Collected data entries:
------------------------------------------------------------------------
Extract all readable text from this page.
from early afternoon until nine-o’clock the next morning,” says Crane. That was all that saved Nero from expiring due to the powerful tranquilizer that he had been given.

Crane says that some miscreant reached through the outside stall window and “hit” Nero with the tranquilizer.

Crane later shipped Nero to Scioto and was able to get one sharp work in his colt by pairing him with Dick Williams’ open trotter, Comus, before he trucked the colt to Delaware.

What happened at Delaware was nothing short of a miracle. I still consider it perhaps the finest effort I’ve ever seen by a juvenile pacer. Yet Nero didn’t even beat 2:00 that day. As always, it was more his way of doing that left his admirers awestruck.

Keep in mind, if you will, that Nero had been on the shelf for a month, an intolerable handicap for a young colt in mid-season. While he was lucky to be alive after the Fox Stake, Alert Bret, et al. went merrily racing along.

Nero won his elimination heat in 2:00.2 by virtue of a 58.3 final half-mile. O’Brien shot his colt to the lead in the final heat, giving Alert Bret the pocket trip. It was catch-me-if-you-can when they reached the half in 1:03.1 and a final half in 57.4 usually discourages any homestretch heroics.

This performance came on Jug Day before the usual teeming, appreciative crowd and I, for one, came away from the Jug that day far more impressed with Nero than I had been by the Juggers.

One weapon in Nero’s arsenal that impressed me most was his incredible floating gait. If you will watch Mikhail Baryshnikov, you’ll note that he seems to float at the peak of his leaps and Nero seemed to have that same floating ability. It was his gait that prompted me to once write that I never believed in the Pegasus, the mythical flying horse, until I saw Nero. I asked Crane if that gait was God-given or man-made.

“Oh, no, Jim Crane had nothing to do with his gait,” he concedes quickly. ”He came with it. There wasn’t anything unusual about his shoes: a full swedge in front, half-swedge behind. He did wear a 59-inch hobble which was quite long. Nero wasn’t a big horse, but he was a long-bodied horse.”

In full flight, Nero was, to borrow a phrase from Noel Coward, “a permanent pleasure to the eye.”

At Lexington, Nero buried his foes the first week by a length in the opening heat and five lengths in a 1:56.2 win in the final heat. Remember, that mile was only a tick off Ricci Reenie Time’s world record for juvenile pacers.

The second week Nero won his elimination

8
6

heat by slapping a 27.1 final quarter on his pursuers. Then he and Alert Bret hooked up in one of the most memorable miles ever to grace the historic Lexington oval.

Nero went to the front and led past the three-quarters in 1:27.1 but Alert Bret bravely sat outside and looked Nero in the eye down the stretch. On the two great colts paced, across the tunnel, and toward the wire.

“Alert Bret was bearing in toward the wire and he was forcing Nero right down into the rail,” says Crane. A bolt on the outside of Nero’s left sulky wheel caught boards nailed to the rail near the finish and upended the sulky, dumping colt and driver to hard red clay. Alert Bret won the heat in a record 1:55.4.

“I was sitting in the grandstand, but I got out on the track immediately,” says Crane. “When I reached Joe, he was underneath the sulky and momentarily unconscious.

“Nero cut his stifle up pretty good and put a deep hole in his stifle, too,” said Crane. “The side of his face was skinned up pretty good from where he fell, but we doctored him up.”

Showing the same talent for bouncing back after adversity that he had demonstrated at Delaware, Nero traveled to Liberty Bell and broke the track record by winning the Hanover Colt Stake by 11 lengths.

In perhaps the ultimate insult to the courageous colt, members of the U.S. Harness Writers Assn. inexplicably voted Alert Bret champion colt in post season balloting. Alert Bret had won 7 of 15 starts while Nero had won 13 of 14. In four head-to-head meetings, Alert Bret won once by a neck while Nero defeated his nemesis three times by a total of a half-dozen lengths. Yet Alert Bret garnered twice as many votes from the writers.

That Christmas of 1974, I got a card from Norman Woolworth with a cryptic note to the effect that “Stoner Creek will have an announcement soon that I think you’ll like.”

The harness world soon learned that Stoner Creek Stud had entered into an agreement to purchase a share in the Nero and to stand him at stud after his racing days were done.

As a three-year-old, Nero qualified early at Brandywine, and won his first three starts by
------------------------------------------------------------------------
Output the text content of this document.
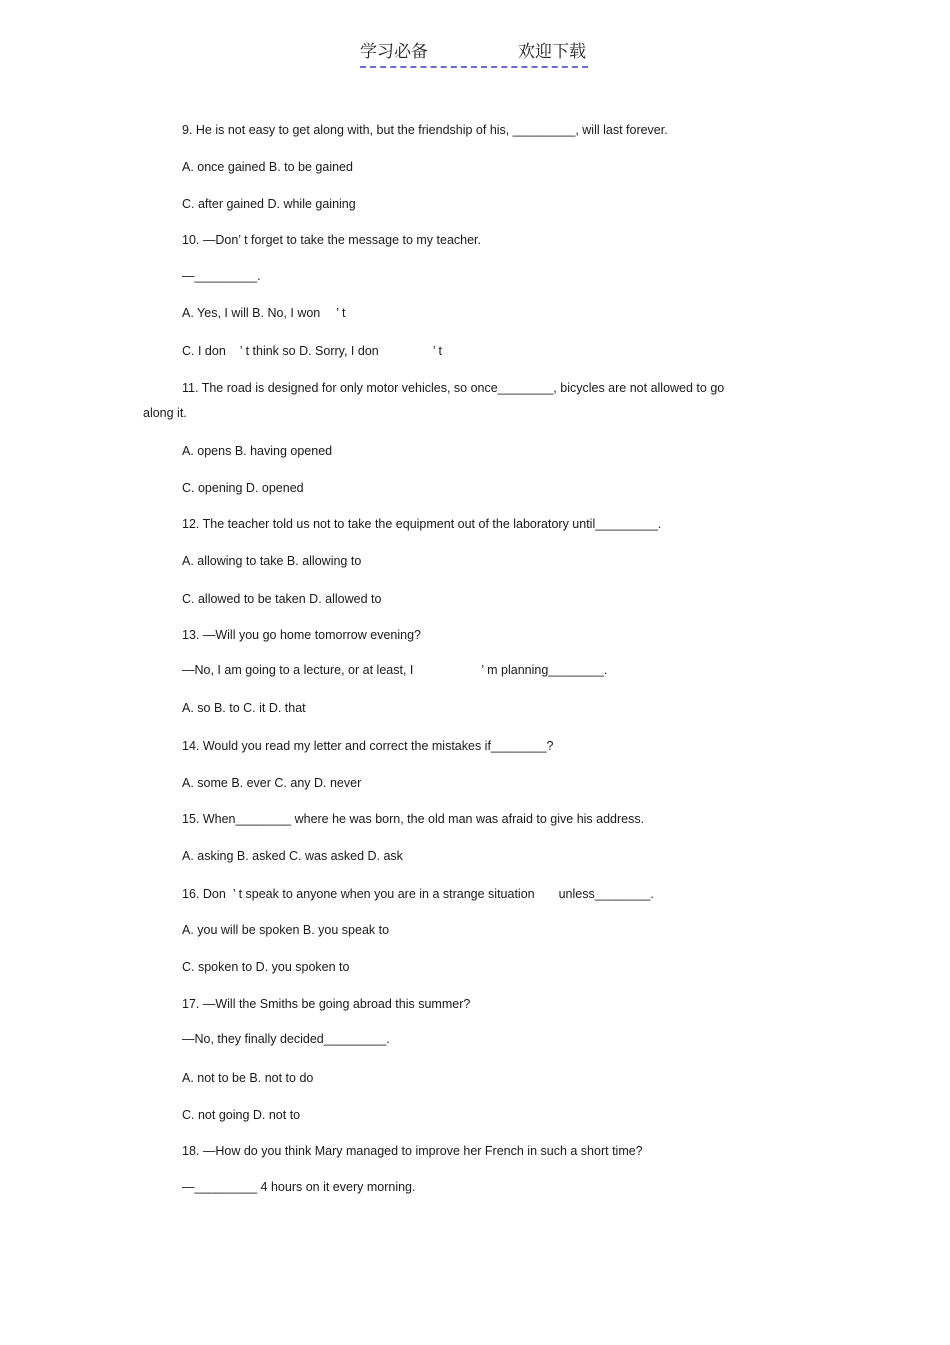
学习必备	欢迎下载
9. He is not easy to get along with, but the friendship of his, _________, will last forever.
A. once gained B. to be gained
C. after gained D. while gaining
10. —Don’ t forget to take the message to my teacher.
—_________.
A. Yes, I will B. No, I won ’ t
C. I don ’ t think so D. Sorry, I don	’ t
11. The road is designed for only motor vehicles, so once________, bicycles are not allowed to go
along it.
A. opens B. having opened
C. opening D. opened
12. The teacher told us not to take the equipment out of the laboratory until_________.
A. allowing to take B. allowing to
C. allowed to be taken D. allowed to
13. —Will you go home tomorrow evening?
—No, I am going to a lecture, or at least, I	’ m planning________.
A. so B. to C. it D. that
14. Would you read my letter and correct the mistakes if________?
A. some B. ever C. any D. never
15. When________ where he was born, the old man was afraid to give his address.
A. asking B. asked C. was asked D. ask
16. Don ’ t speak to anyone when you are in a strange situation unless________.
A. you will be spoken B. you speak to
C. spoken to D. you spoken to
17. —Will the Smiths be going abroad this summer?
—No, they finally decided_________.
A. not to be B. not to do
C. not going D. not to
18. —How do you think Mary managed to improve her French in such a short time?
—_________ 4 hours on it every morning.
------------------------------------------------------------------------
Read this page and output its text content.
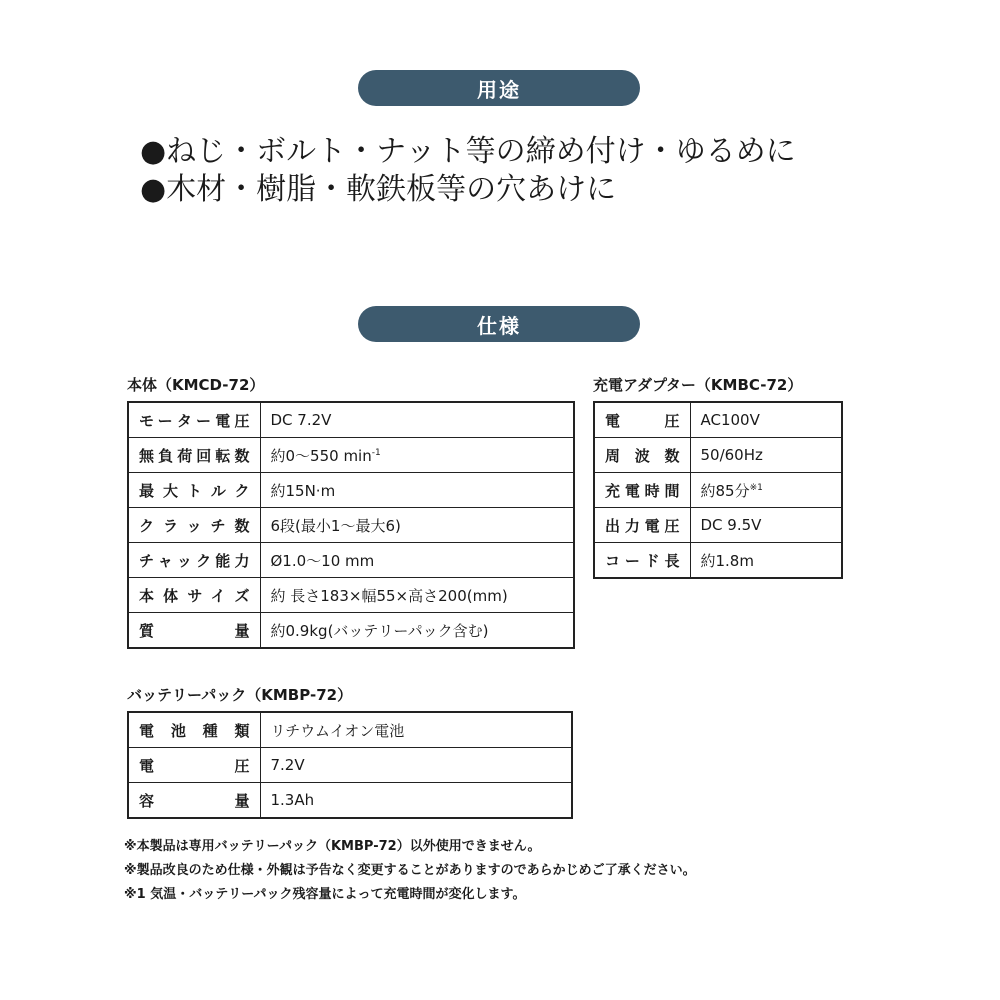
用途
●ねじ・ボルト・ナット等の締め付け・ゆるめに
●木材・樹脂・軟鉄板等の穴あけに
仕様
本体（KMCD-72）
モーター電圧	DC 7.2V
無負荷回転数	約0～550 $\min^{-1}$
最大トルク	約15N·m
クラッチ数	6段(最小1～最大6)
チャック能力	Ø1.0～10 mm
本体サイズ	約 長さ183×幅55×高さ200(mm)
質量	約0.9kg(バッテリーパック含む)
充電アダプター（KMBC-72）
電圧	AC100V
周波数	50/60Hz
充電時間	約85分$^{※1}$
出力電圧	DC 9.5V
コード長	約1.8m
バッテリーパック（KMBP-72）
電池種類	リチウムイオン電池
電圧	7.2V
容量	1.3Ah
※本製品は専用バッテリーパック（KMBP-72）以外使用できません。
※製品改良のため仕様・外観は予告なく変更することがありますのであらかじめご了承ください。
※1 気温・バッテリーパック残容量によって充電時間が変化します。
------------------------------------------------------------------------
## Task description
Copy out every line holding the string "have".

## Result
One weapon in Nero’s arsenal that impressed me most was his incredible floating gait. If you will watch Mikhail Baryshnikov, you’ll note that he seems to float at the peak of his leaps and Nero seemed to have that same floating ability. It was his gait that prompted me to once write that I never believed in the Pegasus, the mythical flying horse, until I saw Nero. I asked Crane if that gait was God-given or man-made.
That Christmas of 1974, I got a card from Norman Woolworth with a cryptic note to the effect that “Stoner Creek will have an announcement soon that I think you’ll like.”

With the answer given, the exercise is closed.